SET PROBLEM:
Copy the rows below word for word, without the picture lines.

----- DATASET ENTRIES -----

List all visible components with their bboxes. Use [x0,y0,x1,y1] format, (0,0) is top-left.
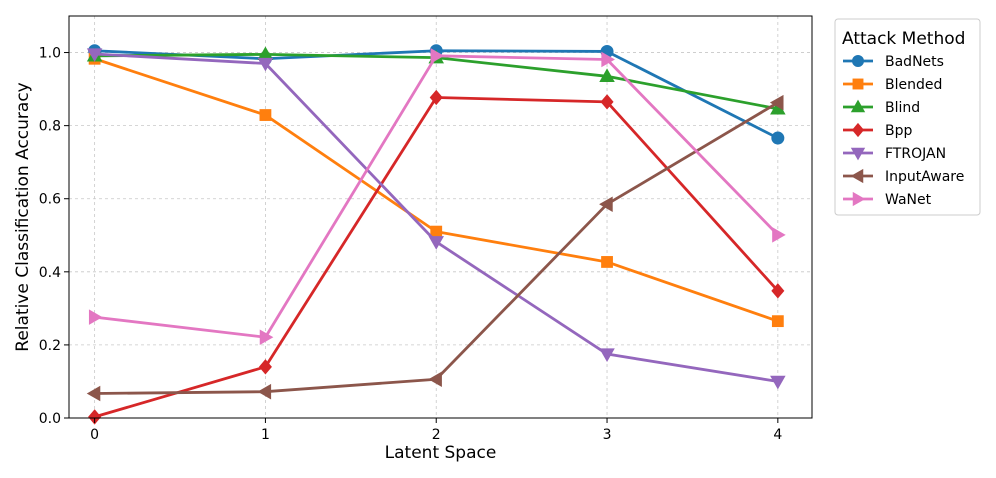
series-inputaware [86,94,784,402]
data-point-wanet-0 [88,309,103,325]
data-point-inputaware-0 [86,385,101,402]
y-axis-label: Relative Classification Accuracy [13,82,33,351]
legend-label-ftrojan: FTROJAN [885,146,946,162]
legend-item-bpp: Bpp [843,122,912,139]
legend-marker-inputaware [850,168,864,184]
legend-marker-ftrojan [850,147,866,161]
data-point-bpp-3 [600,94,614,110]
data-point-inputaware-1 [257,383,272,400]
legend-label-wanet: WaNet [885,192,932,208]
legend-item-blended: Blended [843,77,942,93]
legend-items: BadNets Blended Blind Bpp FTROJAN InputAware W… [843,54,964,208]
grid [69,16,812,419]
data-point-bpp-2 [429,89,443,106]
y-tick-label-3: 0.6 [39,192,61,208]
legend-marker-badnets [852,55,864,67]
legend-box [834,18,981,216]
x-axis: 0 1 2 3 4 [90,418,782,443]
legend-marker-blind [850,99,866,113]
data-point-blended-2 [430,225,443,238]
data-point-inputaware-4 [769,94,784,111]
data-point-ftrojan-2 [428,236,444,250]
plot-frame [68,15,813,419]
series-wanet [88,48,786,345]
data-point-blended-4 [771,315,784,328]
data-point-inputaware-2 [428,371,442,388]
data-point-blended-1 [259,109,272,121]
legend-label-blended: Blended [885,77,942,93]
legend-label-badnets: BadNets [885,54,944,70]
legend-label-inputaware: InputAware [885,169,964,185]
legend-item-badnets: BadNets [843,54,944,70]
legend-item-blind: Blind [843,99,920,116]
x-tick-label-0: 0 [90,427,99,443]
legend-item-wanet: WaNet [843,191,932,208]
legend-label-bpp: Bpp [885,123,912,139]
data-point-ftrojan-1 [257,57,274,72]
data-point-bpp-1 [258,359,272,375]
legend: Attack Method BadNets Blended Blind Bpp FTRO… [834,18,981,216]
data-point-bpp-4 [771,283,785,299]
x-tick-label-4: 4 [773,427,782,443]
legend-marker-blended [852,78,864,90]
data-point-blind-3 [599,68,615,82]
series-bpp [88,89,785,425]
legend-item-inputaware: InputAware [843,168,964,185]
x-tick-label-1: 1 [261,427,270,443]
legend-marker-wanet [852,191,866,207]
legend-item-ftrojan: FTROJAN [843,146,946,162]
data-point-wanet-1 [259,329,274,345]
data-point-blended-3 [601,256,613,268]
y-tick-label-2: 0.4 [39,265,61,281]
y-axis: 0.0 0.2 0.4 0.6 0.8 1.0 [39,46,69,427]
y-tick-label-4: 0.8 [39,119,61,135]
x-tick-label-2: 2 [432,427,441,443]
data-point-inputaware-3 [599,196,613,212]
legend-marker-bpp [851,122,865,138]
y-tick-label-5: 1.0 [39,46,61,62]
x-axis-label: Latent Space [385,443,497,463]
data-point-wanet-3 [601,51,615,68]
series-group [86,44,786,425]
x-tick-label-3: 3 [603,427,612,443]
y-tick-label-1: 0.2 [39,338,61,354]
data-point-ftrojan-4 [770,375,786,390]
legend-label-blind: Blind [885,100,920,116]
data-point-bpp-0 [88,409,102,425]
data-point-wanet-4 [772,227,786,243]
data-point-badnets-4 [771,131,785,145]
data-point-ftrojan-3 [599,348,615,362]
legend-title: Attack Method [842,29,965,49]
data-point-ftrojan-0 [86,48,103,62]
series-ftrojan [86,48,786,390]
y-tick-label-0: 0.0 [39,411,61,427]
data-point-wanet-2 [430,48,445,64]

-----

ANSWER TO THE EXERCISE:
List all visible components with their bboxes. Use [x0,y0,x1,y1] format, (0,0) is top-left.
series-inputaware [86,94,784,402]
data-point-wanet-0 [88,309,103,325]
data-point-inputaware-0 [86,385,101,402]
y-axis-label: Relative Classification Accuracy [13,82,33,351]
legend-label-ftrojan: FTROJAN [885,146,946,162]
legend-item-bpp: Bpp [843,122,912,139]
legend-marker-inputaware [850,168,864,184]
legend-marker-ftrojan [850,147,866,161]
data-point-bpp-3 [600,94,614,110]
data-point-inputaware-1 [257,383,272,400]
legend-label-wanet: WaNet [885,192,932,208]
legend-item-blended: Blended [843,77,942,93]
legend-items: BadNets Blended Blind Bpp FTROJAN InputAware W… [843,54,964,208]
grid [69,16,812,419]
data-point-bpp-2 [429,89,443,106]
y-tick-label-3: 0.6 [39,192,61,208]
legend-marker-badnets [852,55,864,67]
legend-box [834,18,981,216]
x-axis: 0 1 2 3 4 [90,418,782,443]
legend-marker-blind [850,99,866,113]
data-point-blended-2 [430,225,443,238]
data-point-inputaware-4 [769,94,784,111]
data-point-ftrojan-2 [428,236,444,250]
plot-frame [68,15,813,419]
series-wanet [88,48,786,345]
data-point-blended-4 [771,315,784,328]
data-point-inputaware-2 [428,371,442,388]
data-point-blended-1 [259,109,272,121]
legend-label-blended: Blended [885,77,942,93]
legend-label-badnets: BadNets [885,54,944,70]
legend-label-inputaware: InputAware [885,169,964,185]
legend-item-badnets: BadNets [843,54,944,70]
legend-item-blind: Blind [843,99,920,116]
x-tick-label-0: 0 [90,427,99,443]
legend-item-wanet: WaNet [843,191,932,208]
legend-label-bpp: Bpp [885,123,912,139]
data-point-ftrojan-1 [257,57,274,72]
data-point-bpp-1 [258,359,272,375]
legend: Attack Method BadNets Blended Blind Bpp FTRO… [834,18,981,216]
data-point-bpp-4 [771,283,785,299]
x-tick-label-4: 4 [773,427,782,443]
legend-marker-blended [852,78,864,90]
data-point-blind-3 [599,68,615,82]
series-bpp [88,89,785,425]
legend-item-inputaware: InputAware [843,168,964,185]
x-tick-label-1: 1 [261,427,270,443]
legend-marker-wanet [852,191,866,207]
legend-item-ftrojan: FTROJAN [843,146,946,162]
data-point-wanet-1 [259,329,274,345]
data-point-blended-3 [601,256,613,268]
y-tick-label-2: 0.4 [39,265,61,281]
y-axis: 0.0 0.2 0.4 0.6 0.8 1.0 [39,46,69,427]
y-tick-label-4: 0.8 [39,119,61,135]
x-tick-label-2: 2 [432,427,441,443]
data-point-inputaware-3 [599,196,613,212]
legend-marker-bpp [851,122,865,138]
y-tick-label-5: 1.0 [39,46,61,62]
x-axis-label: Latent Space [385,443,497,463]
data-point-wanet-3 [601,51,615,68]
series-group [86,44,786,425]
x-tick-label-3: 3 [603,427,612,443]
y-tick-label-1: 0.2 [39,338,61,354]
data-point-ftrojan-4 [770,375,786,390]
legend-label-blind: Blind [885,100,920,116]
data-point-bpp-0 [88,409,102,425]
data-point-wanet-4 [772,227,786,243]
data-point-badnets-4 [771,131,785,145]
data-point-ftrojan-3 [599,348,615,362]
legend-title: Attack Method [842,29,965,49]
data-point-ftrojan-0 [86,48,103,62]
series-ftrojan [86,48,786,390]
y-tick-label-0: 0.0 [39,411,61,427]
data-point-wanet-2 [430,48,445,64]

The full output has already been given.